#### [WHAT IS REQUIRED]
For the word "existe", state how many lines below contain it. Give no other text.

#### [MATERIAL SHOWN]
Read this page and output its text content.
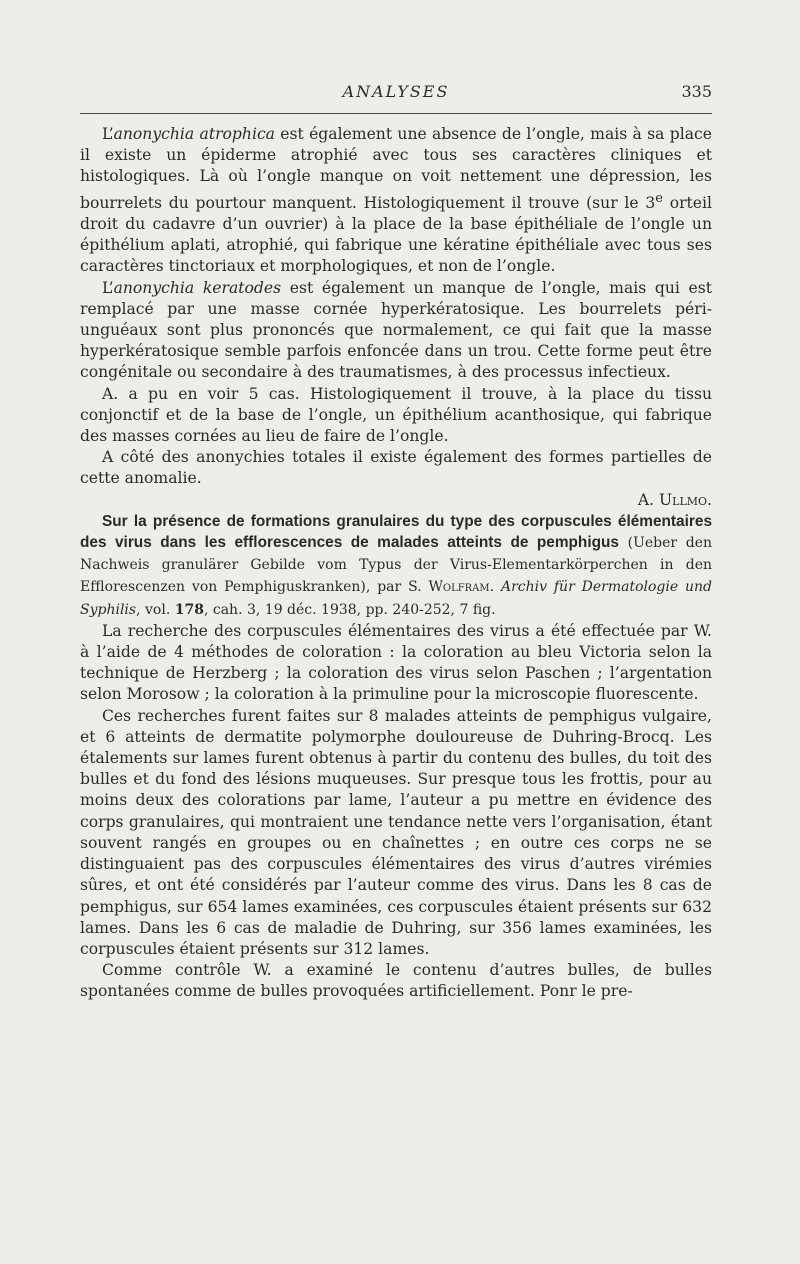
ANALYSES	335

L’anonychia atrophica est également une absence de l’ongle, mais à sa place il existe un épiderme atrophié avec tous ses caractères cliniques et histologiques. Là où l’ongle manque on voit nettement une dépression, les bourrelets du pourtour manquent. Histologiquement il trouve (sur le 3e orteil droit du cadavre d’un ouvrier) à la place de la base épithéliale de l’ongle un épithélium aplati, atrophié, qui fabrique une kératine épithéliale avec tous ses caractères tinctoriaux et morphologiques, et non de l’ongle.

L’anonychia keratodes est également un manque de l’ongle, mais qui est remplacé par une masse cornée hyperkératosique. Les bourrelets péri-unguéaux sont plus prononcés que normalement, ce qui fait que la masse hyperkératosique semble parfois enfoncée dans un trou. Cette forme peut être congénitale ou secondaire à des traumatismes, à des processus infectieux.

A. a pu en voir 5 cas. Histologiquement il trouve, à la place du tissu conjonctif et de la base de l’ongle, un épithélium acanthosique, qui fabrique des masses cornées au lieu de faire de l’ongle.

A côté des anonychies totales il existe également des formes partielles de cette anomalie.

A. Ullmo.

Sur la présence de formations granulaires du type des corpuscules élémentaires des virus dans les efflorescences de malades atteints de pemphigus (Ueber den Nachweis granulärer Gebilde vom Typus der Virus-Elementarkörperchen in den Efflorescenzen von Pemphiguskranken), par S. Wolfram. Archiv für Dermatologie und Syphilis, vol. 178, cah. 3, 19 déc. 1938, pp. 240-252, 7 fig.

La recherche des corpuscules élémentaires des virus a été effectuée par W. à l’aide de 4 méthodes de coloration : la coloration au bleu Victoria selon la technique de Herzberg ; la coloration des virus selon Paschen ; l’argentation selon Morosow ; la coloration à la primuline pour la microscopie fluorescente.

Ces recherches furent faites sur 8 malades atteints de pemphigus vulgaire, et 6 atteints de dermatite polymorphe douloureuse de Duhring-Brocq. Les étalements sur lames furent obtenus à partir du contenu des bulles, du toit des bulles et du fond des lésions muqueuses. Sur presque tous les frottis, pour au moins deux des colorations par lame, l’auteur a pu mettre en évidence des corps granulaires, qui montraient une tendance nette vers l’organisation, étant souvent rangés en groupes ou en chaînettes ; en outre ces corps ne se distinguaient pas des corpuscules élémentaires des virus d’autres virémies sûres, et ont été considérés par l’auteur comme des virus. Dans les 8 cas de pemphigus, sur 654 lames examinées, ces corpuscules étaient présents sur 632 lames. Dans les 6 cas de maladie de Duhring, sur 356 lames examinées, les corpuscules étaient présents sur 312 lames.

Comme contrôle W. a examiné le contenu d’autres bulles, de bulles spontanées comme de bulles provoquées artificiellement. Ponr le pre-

#### [SOLUTION FOR THIS TASK]
2